## To do
From the entries below, pull out each line where "date" appears.

[Rows from a figure dataset]
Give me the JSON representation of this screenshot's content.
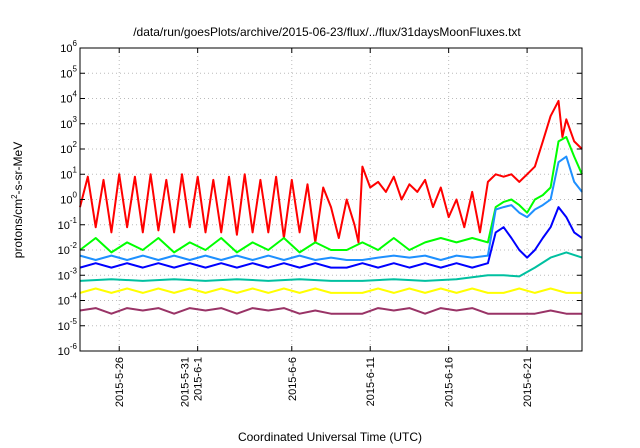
{
  "chart_data": {
    "type": "line",
    "title": "/data/run/goesPlots/archive/2015-06-23/flux/../flux/31daysMoonFluxes.txt",
    "xlabel": "Coordinated Universal Time (UTC)",
    "ylabel": {
      "pre": "protons/cm",
      "sup": "2",
      "post": "-s-sr-MeV"
    },
    "y_scale": "log",
    "xlim": [
      "2015-05-23T12:00",
      "2015-06-24T12:00"
    ],
    "ylim": [
      1e-06,
      1000000.0
    ],
    "grid": true,
    "legend": "none",
    "y_ticks": [
      {
        "value": 1e-06,
        "base": "10",
        "exp": "-6"
      },
      {
        "value": 1e-05,
        "base": "10",
        "exp": "-5"
      },
      {
        "value": 0.0001,
        "base": "10",
        "exp": "-4"
      },
      {
        "value": 0.001,
        "base": "10",
        "exp": "-3"
      },
      {
        "value": 0.01,
        "base": "10",
        "exp": "-2"
      },
      {
        "value": 0.1,
        "base": "10",
        "exp": "-1"
      },
      {
        "value": 1,
        "base": "10",
        "exp": "0"
      },
      {
        "value": 10,
        "base": "10",
        "exp": "1"
      },
      {
        "value": 100,
        "base": "10",
        "exp": "2"
      },
      {
        "value": 1000,
        "base": "10",
        "exp": "3"
      },
      {
        "value": 10000,
        "base": "10",
        "exp": "4"
      },
      {
        "value": 100000,
        "base": "10",
        "exp": "5"
      },
      {
        "value": 1000000,
        "base": "10",
        "exp": "6"
      }
    ],
    "x_ticks": [
      {
        "date": "2015-05-26",
        "lines": [
          "2015-5-26"
        ]
      },
      {
        "date": "2015-05-31",
        "lines": [
          "2015-5-31",
          "2015-6-1"
        ]
      },
      {
        "date": "2015-06-06",
        "lines": [
          "2015-6-6"
        ]
      },
      {
        "date": "2015-06-11",
        "lines": [
          "2015-6-11"
        ]
      },
      {
        "date": "2015-06-16",
        "lines": [
          "2015-6-16"
        ]
      },
      {
        "date": "2015-06-21",
        "lines": [
          "2015-6-21"
        ]
      }
    ],
    "colors": [
      "#ff0000",
      "#00ff00",
      "#1e90ff",
      "#0000ff",
      "#00c0a0",
      "#ffff00",
      "#993366"
    ],
    "series": [
      {
        "color": "#ff0000",
        "x": [
          "2015-05-23T12:00",
          "2015-05-24T00:00",
          "2015-05-24T12:00",
          "2015-05-25T00:00",
          "2015-05-25T12:00",
          "2015-05-26T00:00",
          "2015-05-26T12:00",
          "2015-05-27T00:00",
          "2015-05-27T12:00",
          "2015-05-28T00:00",
          "2015-05-28T12:00",
          "2015-05-29T00:00",
          "2015-05-29T12:00",
          "2015-05-30T00:00",
          "2015-05-30T12:00",
          "2015-05-31T00:00",
          "2015-05-31T12:00",
          "2015-06-01T00:00",
          "2015-06-01T12:00",
          "2015-06-02T00:00",
          "2015-06-02T12:00",
          "2015-06-03T00:00",
          "2015-06-03T12:00",
          "2015-06-04T00:00",
          "2015-06-04T12:00",
          "2015-06-05T00:00",
          "2015-06-05T12:00",
          "2015-06-06T00:00",
          "2015-06-06T12:00",
          "2015-06-07T00:00",
          "2015-06-07T12:00",
          "2015-06-08T00:00",
          "2015-06-08T12:00",
          "2015-06-09T00:00",
          "2015-06-09T12:00",
          "2015-06-10T00:00",
          "2015-06-10T06:00",
          "2015-06-10T12:00",
          "2015-06-11T00:00",
          "2015-06-11T12:00",
          "2015-06-12T00:00",
          "2015-06-12T12:00",
          "2015-06-13T00:00",
          "2015-06-13T12:00",
          "2015-06-14T00:00",
          "2015-06-14T12:00",
          "2015-06-15T00:00",
          "2015-06-15T12:00",
          "2015-06-16T00:00",
          "2015-06-16T12:00",
          "2015-06-17T00:00",
          "2015-06-17T12:00",
          "2015-06-18T00:00",
          "2015-06-18T12:00",
          "2015-06-19T00:00",
          "2015-06-19T12:00",
          "2015-06-20T00:00",
          "2015-06-20T12:00",
          "2015-06-21T00:00",
          "2015-06-21T12:00",
          "2015-06-22T00:00",
          "2015-06-22T12:00",
          "2015-06-23T00:00",
          "2015-06-23T06:00",
          "2015-06-23T12:00",
          "2015-06-24T00:00",
          "2015-06-24T12:00"
        ],
        "y": [
          0.5,
          8,
          0.08,
          6,
          0.05,
          10,
          0.08,
          8,
          0.05,
          10,
          0.06,
          6,
          0.05,
          10,
          0.08,
          8,
          0.05,
          6,
          0.05,
          8,
          0.04,
          10,
          0.05,
          6,
          0.05,
          8,
          0.03,
          6,
          0.05,
          4,
          0.02,
          3,
          0.5,
          0.03,
          1,
          0.1,
          0.02,
          20,
          3,
          5,
          2,
          8,
          1,
          4,
          2,
          6,
          0.5,
          3,
          0.2,
          1,
          0.08,
          2,
          0.05,
          5,
          10,
          8,
          10,
          5,
          10,
          20,
          200,
          2000,
          8000,
          300,
          1500,
          200,
          100
        ]
      },
      {
        "color": "#00ff00",
        "x": [
          "2015-05-23T12:00",
          "2015-05-24T12:00",
          "2015-05-25T12:00",
          "2015-05-26T12:00",
          "2015-05-27T12:00",
          "2015-05-28T12:00",
          "2015-05-29T12:00",
          "2015-05-30T12:00",
          "2015-05-31T12:00",
          "2015-06-01T12:00",
          "2015-06-02T12:00",
          "2015-06-03T12:00",
          "2015-06-04T12:00",
          "2015-06-05T12:00",
          "2015-06-06T12:00",
          "2015-06-07T12:00",
          "2015-06-08T12:00",
          "2015-06-09T12:00",
          "2015-06-10T12:00",
          "2015-06-11T12:00",
          "2015-06-12T12:00",
          "2015-06-13T12:00",
          "2015-06-14T12:00",
          "2015-06-15T12:00",
          "2015-06-16T12:00",
          "2015-06-17T12:00",
          "2015-06-18T12:00",
          "2015-06-19T00:00",
          "2015-06-19T12:00",
          "2015-06-20T00:00",
          "2015-06-20T12:00",
          "2015-06-21T00:00",
          "2015-06-21T12:00",
          "2015-06-22T00:00",
          "2015-06-22T12:00",
          "2015-06-23T00:00",
          "2015-06-23T12:00",
          "2015-06-24T00:00",
          "2015-06-24T12:00"
        ],
        "y": [
          0.01,
          0.03,
          0.008,
          0.02,
          0.01,
          0.03,
          0.008,
          0.02,
          0.01,
          0.03,
          0.008,
          0.02,
          0.01,
          0.03,
          0.008,
          0.02,
          0.01,
          0.01,
          0.02,
          0.01,
          0.03,
          0.01,
          0.02,
          0.03,
          0.02,
          0.03,
          0.02,
          0.5,
          0.8,
          1,
          0.6,
          0.3,
          1,
          1.5,
          3,
          200,
          300,
          50,
          10
        ]
      },
      {
        "color": "#1e90ff",
        "x": [
          "2015-05-23T12:00",
          "2015-05-24T12:00",
          "2015-05-25T12:00",
          "2015-05-26T12:00",
          "2015-05-27T12:00",
          "2015-05-28T12:00",
          "2015-05-29T12:00",
          "2015-05-30T12:00",
          "2015-05-31T12:00",
          "2015-06-01T12:00",
          "2015-06-02T12:00",
          "2015-06-03T12:00",
          "2015-06-04T12:00",
          "2015-06-05T12:00",
          "2015-06-06T12:00",
          "2015-06-07T12:00",
          "2015-06-08T12:00",
          "2015-06-09T12:00",
          "2015-06-10T12:00",
          "2015-06-11T12:00",
          "2015-06-12T12:00",
          "2015-06-13T12:00",
          "2015-06-14T12:00",
          "2015-06-15T12:00",
          "2015-06-16T12:00",
          "2015-06-17T12:00",
          "2015-06-18T12:00",
          "2015-06-19T00:00",
          "2015-06-19T12:00",
          "2015-06-20T00:00",
          "2015-06-20T12:00",
          "2015-06-21T00:00",
          "2015-06-21T12:00",
          "2015-06-22T00:00",
          "2015-06-22T12:00",
          "2015-06-23T00:00",
          "2015-06-23T12:00",
          "2015-06-24T00:00",
          "2015-06-24T12:00"
        ],
        "y": [
          0.006,
          0.004,
          0.006,
          0.004,
          0.006,
          0.004,
          0.006,
          0.004,
          0.006,
          0.004,
          0.006,
          0.004,
          0.006,
          0.004,
          0.006,
          0.004,
          0.005,
          0.004,
          0.004,
          0.005,
          0.006,
          0.005,
          0.006,
          0.004,
          0.006,
          0.005,
          0.006,
          0.4,
          0.5,
          0.6,
          0.3,
          0.2,
          0.4,
          0.6,
          1,
          30,
          50,
          5,
          2
        ]
      },
      {
        "color": "#0000ff",
        "x": [
          "2015-05-23T12:00",
          "2015-05-24T12:00",
          "2015-05-25T12:00",
          "2015-05-26T12:00",
          "2015-05-27T12:00",
          "2015-05-28T12:00",
          "2015-05-29T12:00",
          "2015-05-30T12:00",
          "2015-05-31T12:00",
          "2015-06-01T12:00",
          "2015-06-02T12:00",
          "2015-06-03T12:00",
          "2015-06-04T12:00",
          "2015-06-05T12:00",
          "2015-06-06T12:00",
          "2015-06-07T12:00",
          "2015-06-08T12:00",
          "2015-06-09T12:00",
          "2015-06-10T12:00",
          "2015-06-11T12:00",
          "2015-06-12T12:00",
          "2015-06-13T12:00",
          "2015-06-14T12:00",
          "2015-06-15T12:00",
          "2015-06-16T12:00",
          "2015-06-17T12:00",
          "2015-06-18T12:00",
          "2015-06-19T00:00",
          "2015-06-19T12:00",
          "2015-06-20T00:00",
          "2015-06-20T12:00",
          "2015-06-21T00:00",
          "2015-06-21T12:00",
          "2015-06-22T00:00",
          "2015-06-22T12:00",
          "2015-06-23T00:00",
          "2015-06-23T12:00",
          "2015-06-24T00:00",
          "2015-06-24T12:00"
        ],
        "y": [
          0.002,
          0.003,
          0.002,
          0.003,
          0.002,
          0.003,
          0.002,
          0.003,
          0.002,
          0.003,
          0.002,
          0.003,
          0.002,
          0.003,
          0.002,
          0.003,
          0.002,
          0.002,
          0.003,
          0.002,
          0.003,
          0.002,
          0.003,
          0.002,
          0.003,
          0.002,
          0.003,
          0.05,
          0.08,
          0.03,
          0.01,
          0.005,
          0.01,
          0.03,
          0.08,
          0.5,
          0.2,
          0.05,
          0.03
        ]
      },
      {
        "color": "#00c0a0",
        "x": [
          "2015-05-23T12:00",
          "2015-05-25T12:00",
          "2015-05-27T12:00",
          "2015-05-29T12:00",
          "2015-05-31T12:00",
          "2015-06-02T12:00",
          "2015-06-04T12:00",
          "2015-06-06T12:00",
          "2015-06-08T12:00",
          "2015-06-10T12:00",
          "2015-06-12T12:00",
          "2015-06-14T12:00",
          "2015-06-16T12:00",
          "2015-06-18T12:00",
          "2015-06-19T12:00",
          "2015-06-20T12:00",
          "2015-06-21T12:00",
          "2015-06-22T12:00",
          "2015-06-23T12:00",
          "2015-06-24T12:00"
        ],
        "y": [
          0.0006,
          0.0007,
          0.0006,
          0.0007,
          0.0006,
          0.0007,
          0.0006,
          0.0007,
          0.0006,
          0.0006,
          0.0007,
          0.0006,
          0.0007,
          0.001,
          0.001,
          0.0009,
          0.002,
          0.005,
          0.008,
          0.005
        ]
      },
      {
        "color": "#ffff00",
        "x": [
          "2015-05-23T12:00",
          "2015-05-24T12:00",
          "2015-05-25T12:00",
          "2015-05-26T12:00",
          "2015-05-27T12:00",
          "2015-05-28T12:00",
          "2015-05-29T12:00",
          "2015-05-30T12:00",
          "2015-05-31T12:00",
          "2015-06-01T12:00",
          "2015-06-02T12:00",
          "2015-06-03T12:00",
          "2015-06-04T12:00",
          "2015-06-05T12:00",
          "2015-06-06T12:00",
          "2015-06-07T12:00",
          "2015-06-08T12:00",
          "2015-06-09T12:00",
          "2015-06-10T12:00",
          "2015-06-11T12:00",
          "2015-06-12T12:00",
          "2015-06-13T12:00",
          "2015-06-14T12:00",
          "2015-06-15T12:00",
          "2015-06-16T12:00",
          "2015-06-17T12:00",
          "2015-06-18T12:00",
          "2015-06-19T12:00",
          "2015-06-20T12:00",
          "2015-06-21T12:00",
          "2015-06-22T12:00",
          "2015-06-23T12:00",
          "2015-06-24T12:00"
        ],
        "y": [
          0.0002,
          0.0003,
          0.0002,
          0.0003,
          0.0002,
          0.0003,
          0.0002,
          0.0003,
          0.0002,
          0.0003,
          0.0002,
          0.0003,
          0.0002,
          0.0003,
          0.0002,
          0.0003,
          0.0002,
          0.0002,
          0.0002,
          0.0003,
          0.0002,
          0.0003,
          0.0002,
          0.0003,
          0.0002,
          0.0003,
          0.0002,
          0.0002,
          0.0003,
          0.0002,
          0.0003,
          0.0002,
          0.0002
        ]
      },
      {
        "color": "#993366",
        "x": [
          "2015-05-23T12:00",
          "2015-05-24T12:00",
          "2015-05-25T12:00",
          "2015-05-26T12:00",
          "2015-05-27T12:00",
          "2015-05-28T12:00",
          "2015-05-29T12:00",
          "2015-05-30T12:00",
          "2015-05-31T12:00",
          "2015-06-01T12:00",
          "2015-06-02T12:00",
          "2015-06-03T12:00",
          "2015-06-04T12:00",
          "2015-06-05T12:00",
          "2015-06-06T12:00",
          "2015-06-07T12:00",
          "2015-06-08T12:00",
          "2015-06-09T12:00",
          "2015-06-10T12:00",
          "2015-06-11T12:00",
          "2015-06-12T12:00",
          "2015-06-13T12:00",
          "2015-06-14T12:00",
          "2015-06-15T12:00",
          "2015-06-16T12:00",
          "2015-06-17T12:00",
          "2015-06-18T12:00",
          "2015-06-19T12:00",
          "2015-06-20T12:00",
          "2015-06-21T12:00",
          "2015-06-22T12:00",
          "2015-06-23T12:00",
          "2015-06-24T12:00"
        ],
        "y": [
          4e-05,
          5e-05,
          3e-05,
          5e-05,
          4e-05,
          5e-05,
          3e-05,
          5e-05,
          4e-05,
          5e-05,
          3e-05,
          5e-05,
          4e-05,
          5e-05,
          3e-05,
          4e-05,
          3e-05,
          3e-05,
          3e-05,
          5e-05,
          4e-05,
          5e-05,
          3e-05,
          5e-05,
          4e-05,
          5e-05,
          3e-05,
          3e-05,
          3e-05,
          3e-05,
          4e-05,
          3e-05,
          3e-05
        ]
      }
    ]
  }
}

## Exercise output
        "date": "2015-05-26",
        "date": "2015-05-31",
        "date": "2015-06-06",
        "date": "2015-06-11",
        "date": "2015-06-16",
        "date": "2015-06-21",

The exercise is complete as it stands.